# [DIRECTIVE]
Revise the lines from the first one through the line containing "nav-item-live[interactable]: 直播 xyxy=(201,6,216,16)" by replacing "interactable" with "clickable", leaving everything else unchanged, and return only those lines.
★ ★ ★
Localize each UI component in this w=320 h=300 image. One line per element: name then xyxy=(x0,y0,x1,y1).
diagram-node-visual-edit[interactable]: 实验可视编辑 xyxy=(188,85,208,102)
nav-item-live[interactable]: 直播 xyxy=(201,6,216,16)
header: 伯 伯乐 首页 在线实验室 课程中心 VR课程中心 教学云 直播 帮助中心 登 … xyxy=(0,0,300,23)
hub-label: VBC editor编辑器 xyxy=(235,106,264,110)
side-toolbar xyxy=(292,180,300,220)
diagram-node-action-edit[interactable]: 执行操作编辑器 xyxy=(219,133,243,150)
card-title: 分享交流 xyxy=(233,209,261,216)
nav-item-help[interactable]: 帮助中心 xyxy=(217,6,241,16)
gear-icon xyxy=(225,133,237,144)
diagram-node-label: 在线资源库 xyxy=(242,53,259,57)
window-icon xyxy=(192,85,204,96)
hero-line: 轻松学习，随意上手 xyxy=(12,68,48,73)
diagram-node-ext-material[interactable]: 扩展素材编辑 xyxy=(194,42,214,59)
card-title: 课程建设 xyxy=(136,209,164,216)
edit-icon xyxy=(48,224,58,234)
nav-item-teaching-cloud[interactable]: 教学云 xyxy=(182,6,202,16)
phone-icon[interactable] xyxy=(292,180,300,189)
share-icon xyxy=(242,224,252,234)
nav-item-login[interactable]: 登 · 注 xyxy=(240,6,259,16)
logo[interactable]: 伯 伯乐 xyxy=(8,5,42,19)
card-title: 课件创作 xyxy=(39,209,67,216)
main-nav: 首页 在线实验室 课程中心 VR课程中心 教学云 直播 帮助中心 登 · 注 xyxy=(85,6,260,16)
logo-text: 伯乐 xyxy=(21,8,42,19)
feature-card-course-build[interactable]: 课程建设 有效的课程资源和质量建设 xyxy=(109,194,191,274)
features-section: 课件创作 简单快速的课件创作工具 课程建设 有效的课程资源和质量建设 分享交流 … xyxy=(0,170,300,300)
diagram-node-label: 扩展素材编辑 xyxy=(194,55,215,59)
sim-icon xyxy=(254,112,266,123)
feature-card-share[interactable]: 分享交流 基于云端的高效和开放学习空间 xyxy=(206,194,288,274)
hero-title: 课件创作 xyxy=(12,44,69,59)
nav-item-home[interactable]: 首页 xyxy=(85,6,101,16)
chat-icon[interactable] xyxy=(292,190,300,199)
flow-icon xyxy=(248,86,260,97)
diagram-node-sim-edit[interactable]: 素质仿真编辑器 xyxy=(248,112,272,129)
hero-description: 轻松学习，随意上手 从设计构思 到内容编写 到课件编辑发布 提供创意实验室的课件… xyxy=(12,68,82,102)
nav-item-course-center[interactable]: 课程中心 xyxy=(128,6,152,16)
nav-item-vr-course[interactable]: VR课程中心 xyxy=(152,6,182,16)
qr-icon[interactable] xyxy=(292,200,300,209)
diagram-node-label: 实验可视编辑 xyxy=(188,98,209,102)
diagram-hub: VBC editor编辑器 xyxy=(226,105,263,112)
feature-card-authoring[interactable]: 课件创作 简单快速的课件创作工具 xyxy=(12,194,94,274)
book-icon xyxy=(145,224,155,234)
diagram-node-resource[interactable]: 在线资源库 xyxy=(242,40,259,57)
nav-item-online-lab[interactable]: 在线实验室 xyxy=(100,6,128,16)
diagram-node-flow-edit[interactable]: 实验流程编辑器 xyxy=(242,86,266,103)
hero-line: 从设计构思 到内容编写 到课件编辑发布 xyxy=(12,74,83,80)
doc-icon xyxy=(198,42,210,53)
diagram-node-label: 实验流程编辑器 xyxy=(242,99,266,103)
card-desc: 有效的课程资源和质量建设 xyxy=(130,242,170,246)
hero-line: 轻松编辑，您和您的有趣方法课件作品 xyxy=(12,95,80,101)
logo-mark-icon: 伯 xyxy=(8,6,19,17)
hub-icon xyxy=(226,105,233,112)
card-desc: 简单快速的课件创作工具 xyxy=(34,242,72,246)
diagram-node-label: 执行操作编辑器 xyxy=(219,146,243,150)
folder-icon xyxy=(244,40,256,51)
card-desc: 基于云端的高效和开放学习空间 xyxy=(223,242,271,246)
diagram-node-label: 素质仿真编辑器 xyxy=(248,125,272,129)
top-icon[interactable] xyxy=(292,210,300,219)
★ ★ ★
# [CORRECT ANSWER]
Localize each UI component in this w=320 h=300 image. One line per element: name then xyxy=(x0,y0,x1,y1).
diagram-node-visual-edit[clickable]: 实验可视编辑 xyxy=(188,85,208,102)
nav-item-live[clickable]: 直播 xyxy=(201,6,216,16)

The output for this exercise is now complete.